— Estratto fornito —
============

Al convegno sul fisco, organizzato dalla Guardia di Finanza ad Ostia, è stato presentato il nuovo manuale operativo per il contrasto all’evasione fiscale.
“Un vero e proprio ‘manuale operativo’ per approfondire tutti gli aspetti dell’azione di contrasto del Corpo all’evasione e alle frodi fiscali e di carattere economico-finanziario in un momento in cui, peraltro, ci troviamo in piena fase attuativa dell’importante riforma fiscale varata con la legge 11 marzo 2014″.
Così si espresso il comandante generale della Guardia di Finanza, generale Giorgio Toschi. Il nuovo manuale contenente le direttive per l’azione di contrasto alle frodi e all’evasione fiscale, di cui la Gdf si è dotata “in un contesto generale caratterizzato da profondi cambiamenti nel sistema tributario nazionale ed internazionale e da una economia sempre più globale e digitale”.
Un manuale nato «per orientare i reparti – ha spiegato Toschi – verso l’attuazione concreta del nuovo corso dell’amministrazione fiscale e per avviare nuovi percorsi di valutazione critica dei rilievi formulati al termine delle attività ispettive». Il manuale si prefigge l’obiettivo di stabilire un più proficuo coordinamento non solo operativo ma anche strategico con le agenzie fiscali, in linea con le più recenti indicazioni dell’Ocse e del Fondo Monetario internazionale.
E proprio in questi giorni, sono stati diffusi dal Ministero dell’Economia i dati sulle ultime dichiarazioni Irpef delle persone fisiche presentate nel 2017 (anno di imposta 2016), il cui valore medio si è attestato a 20.940 euro, in crescita dell’1,2% rispetto all’anno precedente. Complessivamente, il reddito totale dichiarato è stato di 843 miliardi, in aumento di 10 miliardi rispetto al 2015.

============

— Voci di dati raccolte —

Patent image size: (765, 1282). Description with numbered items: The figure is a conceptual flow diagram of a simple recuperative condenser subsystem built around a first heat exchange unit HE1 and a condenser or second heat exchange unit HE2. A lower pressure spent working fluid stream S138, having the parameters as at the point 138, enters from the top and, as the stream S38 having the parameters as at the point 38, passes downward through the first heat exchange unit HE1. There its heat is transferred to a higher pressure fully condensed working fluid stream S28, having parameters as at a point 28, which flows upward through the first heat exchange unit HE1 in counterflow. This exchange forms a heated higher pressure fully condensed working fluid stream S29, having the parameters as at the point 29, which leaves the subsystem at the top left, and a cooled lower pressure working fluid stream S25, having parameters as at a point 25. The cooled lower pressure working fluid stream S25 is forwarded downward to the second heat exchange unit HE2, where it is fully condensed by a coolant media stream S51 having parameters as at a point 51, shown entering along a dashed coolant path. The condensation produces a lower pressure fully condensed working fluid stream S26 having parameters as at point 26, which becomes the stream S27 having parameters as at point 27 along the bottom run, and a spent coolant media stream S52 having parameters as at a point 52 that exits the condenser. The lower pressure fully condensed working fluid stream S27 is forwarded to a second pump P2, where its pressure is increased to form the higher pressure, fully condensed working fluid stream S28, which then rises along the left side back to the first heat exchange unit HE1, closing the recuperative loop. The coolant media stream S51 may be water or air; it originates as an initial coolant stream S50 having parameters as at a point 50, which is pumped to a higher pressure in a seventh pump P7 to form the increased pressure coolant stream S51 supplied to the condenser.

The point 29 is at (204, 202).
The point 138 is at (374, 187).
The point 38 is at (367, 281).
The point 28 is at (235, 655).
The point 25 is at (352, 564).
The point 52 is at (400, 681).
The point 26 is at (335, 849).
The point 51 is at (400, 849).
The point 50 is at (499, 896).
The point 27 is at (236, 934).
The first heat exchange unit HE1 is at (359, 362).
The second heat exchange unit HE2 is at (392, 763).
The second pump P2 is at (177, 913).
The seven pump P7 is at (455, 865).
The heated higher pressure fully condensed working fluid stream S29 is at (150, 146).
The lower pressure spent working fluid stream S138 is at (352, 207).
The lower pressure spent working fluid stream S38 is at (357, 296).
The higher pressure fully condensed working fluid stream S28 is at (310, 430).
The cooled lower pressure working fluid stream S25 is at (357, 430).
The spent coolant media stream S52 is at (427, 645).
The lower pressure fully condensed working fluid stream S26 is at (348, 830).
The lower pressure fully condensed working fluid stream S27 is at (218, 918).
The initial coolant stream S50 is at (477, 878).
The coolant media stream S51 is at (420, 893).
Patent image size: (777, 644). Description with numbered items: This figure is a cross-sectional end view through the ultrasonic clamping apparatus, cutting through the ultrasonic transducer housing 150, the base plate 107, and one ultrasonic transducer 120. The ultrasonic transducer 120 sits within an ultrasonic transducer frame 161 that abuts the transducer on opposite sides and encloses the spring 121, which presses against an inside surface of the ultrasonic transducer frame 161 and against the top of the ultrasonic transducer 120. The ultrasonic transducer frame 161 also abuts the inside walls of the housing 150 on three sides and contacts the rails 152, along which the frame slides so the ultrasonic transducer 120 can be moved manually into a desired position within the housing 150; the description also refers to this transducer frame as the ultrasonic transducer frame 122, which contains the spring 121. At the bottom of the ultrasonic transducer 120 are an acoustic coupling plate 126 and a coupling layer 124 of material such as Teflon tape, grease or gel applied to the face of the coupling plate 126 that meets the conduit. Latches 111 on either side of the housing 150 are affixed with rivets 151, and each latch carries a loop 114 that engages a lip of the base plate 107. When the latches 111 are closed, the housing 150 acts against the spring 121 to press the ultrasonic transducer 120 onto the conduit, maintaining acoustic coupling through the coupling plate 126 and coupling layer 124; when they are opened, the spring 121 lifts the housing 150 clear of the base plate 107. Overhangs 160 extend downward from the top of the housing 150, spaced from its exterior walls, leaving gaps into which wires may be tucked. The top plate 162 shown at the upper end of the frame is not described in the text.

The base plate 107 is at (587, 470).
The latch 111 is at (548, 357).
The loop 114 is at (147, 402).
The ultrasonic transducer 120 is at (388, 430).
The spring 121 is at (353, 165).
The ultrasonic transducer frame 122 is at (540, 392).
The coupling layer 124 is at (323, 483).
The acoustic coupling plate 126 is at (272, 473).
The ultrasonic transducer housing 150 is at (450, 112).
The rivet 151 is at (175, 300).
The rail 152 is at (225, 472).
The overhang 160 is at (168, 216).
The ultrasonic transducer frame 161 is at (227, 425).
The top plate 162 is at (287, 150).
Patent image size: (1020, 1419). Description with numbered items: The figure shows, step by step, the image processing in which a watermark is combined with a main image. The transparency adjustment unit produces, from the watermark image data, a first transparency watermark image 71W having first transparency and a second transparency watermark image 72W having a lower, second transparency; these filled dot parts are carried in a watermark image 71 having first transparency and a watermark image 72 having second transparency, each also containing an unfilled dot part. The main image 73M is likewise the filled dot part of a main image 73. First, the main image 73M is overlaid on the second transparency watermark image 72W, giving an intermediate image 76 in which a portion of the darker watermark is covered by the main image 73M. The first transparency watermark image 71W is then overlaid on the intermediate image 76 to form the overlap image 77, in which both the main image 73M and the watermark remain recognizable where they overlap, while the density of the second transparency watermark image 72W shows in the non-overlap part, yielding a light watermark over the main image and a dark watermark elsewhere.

============

— Cosa farai —
**a)** Per favore, cita alla lettera il passo dell'articolo sul nuovo manuale della Guardia di Finanza: parti dalle parole "Al convegno sul" e fermati dopo "11 marzo 2014″.".
**b)** Secondo l'articolo sul nuovo manuale della Guardia di Finanza, qual è il valore medio delle dichiarazioni Irpef delle persone fisiche presentate nel 2017?

— Risultati per attività —
**a)**
Al convegno sul fisco, organizzato dalla Guardia di Finanza ad Ostia, è stato presentato il nuovo manuale operativo per il contrasto all’evasione fiscale.
“Un vero e proprio ‘manuale operativo’ per approfondire tutti gli aspetti dell’azione di contrasto del Corpo all’evasione e alle frodi fiscali e di carattere economico-finanziario in un momento in cui, peraltro, ci troviamo in piena fase attuativa dell’importante riforma fiscale varata con la legge 11 marzo 2014″.

**b)** 20.940 euro.